Do this: Identify the lines in the data below that contain "scoreless" and give only how many there are.

Material provided:
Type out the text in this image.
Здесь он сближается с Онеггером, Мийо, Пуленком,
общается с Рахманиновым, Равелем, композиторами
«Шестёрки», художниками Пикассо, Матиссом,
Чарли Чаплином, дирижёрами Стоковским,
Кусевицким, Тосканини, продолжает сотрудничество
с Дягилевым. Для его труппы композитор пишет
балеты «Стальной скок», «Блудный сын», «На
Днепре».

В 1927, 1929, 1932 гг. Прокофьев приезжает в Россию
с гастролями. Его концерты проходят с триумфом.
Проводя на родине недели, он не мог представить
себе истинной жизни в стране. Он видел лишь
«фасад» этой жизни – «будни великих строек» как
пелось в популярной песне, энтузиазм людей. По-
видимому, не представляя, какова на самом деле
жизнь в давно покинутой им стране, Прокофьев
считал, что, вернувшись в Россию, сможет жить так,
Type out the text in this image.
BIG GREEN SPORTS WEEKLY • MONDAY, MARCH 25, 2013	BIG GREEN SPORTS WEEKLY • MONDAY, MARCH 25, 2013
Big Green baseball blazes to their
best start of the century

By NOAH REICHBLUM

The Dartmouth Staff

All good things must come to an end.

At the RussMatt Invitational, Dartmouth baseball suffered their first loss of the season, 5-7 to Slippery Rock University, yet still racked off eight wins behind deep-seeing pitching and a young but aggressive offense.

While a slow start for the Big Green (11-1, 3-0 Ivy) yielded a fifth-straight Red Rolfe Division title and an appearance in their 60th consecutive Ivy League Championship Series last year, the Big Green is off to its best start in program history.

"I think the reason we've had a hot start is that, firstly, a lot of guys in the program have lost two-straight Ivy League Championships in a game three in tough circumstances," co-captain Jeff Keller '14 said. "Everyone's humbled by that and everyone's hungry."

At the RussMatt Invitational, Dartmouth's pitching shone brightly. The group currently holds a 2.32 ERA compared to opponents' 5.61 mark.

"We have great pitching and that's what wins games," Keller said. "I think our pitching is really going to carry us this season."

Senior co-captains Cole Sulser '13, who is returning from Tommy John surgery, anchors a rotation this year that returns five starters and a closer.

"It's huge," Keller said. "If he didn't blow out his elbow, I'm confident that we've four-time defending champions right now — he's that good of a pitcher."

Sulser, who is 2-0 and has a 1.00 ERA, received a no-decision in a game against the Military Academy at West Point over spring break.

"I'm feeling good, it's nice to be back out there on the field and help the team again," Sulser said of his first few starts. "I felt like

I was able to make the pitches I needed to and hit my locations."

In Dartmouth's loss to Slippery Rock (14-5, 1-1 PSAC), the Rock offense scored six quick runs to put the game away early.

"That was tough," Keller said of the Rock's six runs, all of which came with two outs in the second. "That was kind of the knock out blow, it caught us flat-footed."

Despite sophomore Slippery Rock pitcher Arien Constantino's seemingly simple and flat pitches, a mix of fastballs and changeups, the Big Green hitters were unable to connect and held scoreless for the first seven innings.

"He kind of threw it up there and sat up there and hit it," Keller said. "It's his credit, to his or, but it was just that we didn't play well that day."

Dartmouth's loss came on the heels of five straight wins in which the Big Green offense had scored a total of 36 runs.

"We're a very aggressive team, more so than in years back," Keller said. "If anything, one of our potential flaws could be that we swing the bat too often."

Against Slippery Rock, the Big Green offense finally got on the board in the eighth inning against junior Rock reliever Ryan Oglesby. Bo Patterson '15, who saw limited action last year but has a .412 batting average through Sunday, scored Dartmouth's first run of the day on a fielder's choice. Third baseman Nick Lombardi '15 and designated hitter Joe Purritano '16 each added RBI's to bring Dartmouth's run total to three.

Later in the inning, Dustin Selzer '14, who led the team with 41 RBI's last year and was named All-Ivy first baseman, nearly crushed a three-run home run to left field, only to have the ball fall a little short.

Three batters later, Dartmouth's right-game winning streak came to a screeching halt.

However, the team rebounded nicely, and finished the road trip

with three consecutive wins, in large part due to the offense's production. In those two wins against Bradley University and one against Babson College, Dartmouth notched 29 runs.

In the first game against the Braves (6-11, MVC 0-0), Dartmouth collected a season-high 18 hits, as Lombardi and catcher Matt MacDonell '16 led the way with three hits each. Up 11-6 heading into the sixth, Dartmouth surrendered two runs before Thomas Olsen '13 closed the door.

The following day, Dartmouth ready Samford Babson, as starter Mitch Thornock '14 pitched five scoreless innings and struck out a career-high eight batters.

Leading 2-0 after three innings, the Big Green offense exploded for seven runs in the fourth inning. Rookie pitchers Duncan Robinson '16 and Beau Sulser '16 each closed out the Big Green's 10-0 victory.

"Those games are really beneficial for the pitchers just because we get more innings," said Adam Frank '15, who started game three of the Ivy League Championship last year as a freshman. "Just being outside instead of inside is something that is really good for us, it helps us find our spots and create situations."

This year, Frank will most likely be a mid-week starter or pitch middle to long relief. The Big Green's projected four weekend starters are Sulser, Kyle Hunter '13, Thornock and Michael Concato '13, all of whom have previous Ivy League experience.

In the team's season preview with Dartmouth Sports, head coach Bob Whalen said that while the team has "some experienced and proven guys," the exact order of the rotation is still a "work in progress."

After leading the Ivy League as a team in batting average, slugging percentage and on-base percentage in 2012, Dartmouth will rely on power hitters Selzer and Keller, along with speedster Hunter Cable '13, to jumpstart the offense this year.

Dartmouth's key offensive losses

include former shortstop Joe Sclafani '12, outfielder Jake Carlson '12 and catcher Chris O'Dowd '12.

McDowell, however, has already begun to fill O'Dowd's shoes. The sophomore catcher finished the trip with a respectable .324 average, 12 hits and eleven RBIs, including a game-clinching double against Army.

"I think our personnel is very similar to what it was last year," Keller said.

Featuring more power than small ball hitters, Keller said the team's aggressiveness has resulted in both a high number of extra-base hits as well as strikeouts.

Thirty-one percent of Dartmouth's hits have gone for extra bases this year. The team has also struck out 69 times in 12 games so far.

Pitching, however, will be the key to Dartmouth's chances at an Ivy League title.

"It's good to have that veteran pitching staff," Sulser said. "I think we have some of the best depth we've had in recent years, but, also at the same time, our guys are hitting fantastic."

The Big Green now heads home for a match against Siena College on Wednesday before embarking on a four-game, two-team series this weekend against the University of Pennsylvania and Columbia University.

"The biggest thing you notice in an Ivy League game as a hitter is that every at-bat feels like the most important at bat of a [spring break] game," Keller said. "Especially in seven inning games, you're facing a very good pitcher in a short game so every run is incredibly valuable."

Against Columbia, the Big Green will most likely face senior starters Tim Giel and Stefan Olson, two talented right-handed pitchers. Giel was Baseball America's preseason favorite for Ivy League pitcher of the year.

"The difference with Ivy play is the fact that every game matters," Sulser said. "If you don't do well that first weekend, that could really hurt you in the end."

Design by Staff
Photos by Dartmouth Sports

Answer to this problem: 2